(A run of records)
—————
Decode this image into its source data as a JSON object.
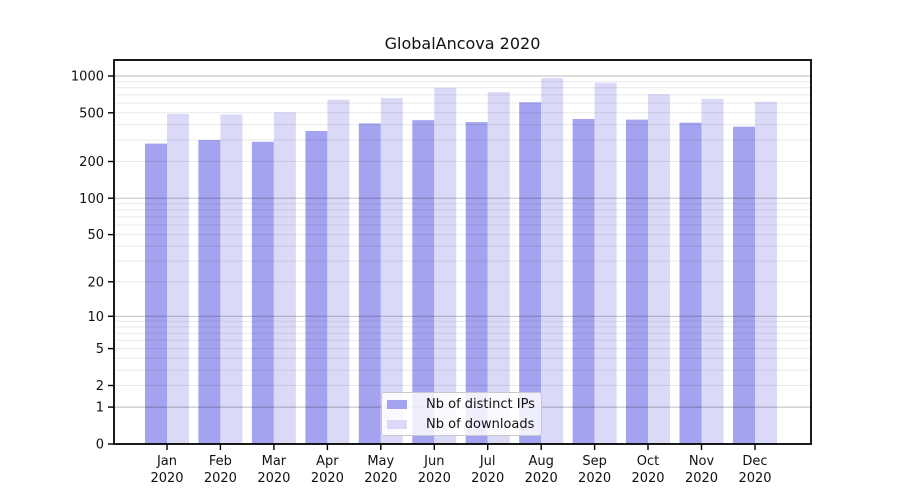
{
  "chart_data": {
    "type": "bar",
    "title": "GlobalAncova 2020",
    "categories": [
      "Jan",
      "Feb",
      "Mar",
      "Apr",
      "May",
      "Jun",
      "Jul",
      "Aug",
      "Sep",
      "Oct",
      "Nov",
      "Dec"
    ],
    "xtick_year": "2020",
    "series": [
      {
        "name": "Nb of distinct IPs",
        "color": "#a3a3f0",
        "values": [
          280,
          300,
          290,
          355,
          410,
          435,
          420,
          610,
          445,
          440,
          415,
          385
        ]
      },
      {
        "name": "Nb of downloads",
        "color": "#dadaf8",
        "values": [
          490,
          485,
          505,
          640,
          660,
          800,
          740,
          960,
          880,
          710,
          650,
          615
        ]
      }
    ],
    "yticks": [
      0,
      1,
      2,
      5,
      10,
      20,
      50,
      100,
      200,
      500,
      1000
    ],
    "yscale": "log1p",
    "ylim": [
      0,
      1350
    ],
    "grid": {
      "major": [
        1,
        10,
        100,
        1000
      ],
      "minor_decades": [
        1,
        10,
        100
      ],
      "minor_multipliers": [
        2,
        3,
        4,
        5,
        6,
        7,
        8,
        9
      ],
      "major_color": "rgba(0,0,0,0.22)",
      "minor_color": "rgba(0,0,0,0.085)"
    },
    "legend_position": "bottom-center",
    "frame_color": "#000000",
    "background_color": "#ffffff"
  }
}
—————
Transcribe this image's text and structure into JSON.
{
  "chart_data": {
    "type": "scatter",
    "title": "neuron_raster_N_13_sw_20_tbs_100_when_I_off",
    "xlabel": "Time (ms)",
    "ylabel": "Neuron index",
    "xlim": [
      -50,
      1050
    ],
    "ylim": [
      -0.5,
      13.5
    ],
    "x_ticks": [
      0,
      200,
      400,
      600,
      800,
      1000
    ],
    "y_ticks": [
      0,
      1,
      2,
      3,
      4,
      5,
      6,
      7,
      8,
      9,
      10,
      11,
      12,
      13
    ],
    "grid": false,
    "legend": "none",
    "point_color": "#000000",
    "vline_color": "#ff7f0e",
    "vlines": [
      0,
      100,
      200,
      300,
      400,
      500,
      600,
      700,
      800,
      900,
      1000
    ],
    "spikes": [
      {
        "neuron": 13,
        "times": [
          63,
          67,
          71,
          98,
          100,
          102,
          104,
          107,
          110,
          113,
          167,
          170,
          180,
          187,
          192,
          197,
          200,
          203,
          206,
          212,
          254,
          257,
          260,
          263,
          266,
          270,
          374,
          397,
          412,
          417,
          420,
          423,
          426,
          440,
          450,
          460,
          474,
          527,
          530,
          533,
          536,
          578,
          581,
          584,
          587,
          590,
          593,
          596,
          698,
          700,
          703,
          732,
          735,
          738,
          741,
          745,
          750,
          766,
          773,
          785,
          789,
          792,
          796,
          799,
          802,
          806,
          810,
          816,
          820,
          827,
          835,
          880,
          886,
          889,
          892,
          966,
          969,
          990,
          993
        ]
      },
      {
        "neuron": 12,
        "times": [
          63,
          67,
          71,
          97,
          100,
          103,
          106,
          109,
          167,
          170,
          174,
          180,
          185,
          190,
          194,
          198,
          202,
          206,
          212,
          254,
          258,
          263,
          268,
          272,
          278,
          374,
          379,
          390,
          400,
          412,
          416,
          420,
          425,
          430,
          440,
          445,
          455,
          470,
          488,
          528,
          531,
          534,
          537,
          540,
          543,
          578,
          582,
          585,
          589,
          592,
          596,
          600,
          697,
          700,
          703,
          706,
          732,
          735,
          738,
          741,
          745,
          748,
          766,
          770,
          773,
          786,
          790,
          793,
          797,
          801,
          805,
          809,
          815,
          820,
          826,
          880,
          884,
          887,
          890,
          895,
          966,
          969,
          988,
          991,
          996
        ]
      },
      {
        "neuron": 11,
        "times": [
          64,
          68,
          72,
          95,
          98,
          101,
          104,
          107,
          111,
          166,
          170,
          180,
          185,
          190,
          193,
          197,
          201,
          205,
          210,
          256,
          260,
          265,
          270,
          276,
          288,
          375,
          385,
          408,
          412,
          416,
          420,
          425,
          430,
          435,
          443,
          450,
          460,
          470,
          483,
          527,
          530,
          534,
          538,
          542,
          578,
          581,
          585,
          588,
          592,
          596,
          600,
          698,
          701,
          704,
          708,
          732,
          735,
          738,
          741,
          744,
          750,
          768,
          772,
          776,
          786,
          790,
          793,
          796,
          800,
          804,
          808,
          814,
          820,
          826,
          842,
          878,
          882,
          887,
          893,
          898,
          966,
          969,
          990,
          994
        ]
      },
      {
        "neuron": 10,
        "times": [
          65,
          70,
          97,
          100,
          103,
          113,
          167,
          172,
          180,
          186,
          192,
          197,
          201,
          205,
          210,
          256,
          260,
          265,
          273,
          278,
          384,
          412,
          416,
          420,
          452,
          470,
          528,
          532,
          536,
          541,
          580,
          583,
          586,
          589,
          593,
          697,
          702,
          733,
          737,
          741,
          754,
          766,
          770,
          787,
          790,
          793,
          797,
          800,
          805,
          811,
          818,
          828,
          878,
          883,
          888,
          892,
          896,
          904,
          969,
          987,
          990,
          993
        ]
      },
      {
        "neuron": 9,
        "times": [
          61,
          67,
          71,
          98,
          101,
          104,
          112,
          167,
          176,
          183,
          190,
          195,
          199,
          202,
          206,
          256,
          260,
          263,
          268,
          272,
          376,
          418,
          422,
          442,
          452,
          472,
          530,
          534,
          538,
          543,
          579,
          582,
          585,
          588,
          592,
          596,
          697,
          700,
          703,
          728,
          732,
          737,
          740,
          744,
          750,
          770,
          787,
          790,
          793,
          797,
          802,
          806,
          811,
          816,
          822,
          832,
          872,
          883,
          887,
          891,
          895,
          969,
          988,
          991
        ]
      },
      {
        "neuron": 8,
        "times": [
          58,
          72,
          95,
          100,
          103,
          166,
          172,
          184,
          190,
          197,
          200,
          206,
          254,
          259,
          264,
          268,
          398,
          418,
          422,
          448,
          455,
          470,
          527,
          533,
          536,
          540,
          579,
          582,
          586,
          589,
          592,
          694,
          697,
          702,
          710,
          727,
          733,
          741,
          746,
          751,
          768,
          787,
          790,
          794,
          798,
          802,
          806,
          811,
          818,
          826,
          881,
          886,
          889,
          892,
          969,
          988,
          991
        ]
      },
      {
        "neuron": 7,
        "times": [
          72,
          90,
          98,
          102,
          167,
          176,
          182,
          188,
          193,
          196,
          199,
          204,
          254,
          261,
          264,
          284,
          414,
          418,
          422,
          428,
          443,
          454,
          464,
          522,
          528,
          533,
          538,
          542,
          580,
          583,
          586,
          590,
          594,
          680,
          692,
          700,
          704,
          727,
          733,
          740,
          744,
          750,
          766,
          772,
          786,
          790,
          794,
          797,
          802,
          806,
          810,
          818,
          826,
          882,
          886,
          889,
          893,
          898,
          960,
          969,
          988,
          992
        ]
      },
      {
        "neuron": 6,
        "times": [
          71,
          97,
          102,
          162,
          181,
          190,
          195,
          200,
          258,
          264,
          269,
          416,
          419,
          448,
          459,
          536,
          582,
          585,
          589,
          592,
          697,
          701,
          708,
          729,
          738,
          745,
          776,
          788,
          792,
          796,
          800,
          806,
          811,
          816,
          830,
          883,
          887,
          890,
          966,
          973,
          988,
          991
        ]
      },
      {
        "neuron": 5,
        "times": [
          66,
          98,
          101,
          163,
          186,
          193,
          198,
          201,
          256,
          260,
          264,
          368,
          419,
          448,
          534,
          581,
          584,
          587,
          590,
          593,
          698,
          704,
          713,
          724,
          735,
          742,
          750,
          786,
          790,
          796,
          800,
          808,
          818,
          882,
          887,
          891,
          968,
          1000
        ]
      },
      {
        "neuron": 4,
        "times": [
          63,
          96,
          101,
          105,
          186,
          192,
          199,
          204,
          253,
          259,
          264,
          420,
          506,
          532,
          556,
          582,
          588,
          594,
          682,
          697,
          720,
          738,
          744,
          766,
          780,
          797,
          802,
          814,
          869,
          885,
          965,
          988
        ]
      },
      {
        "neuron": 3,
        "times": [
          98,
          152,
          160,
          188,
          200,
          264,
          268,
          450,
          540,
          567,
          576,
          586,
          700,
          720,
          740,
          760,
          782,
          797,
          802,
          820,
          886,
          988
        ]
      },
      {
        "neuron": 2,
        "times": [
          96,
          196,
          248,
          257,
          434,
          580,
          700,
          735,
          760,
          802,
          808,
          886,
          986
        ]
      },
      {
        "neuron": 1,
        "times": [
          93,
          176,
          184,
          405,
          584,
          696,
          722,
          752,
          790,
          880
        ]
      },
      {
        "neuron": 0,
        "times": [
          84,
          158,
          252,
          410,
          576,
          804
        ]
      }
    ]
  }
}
—————
## YOUR TASK
Of all the lines in the entries, how many contain the word "image"? Give only the number.

## RESULT FOR THIS EXERCISE
2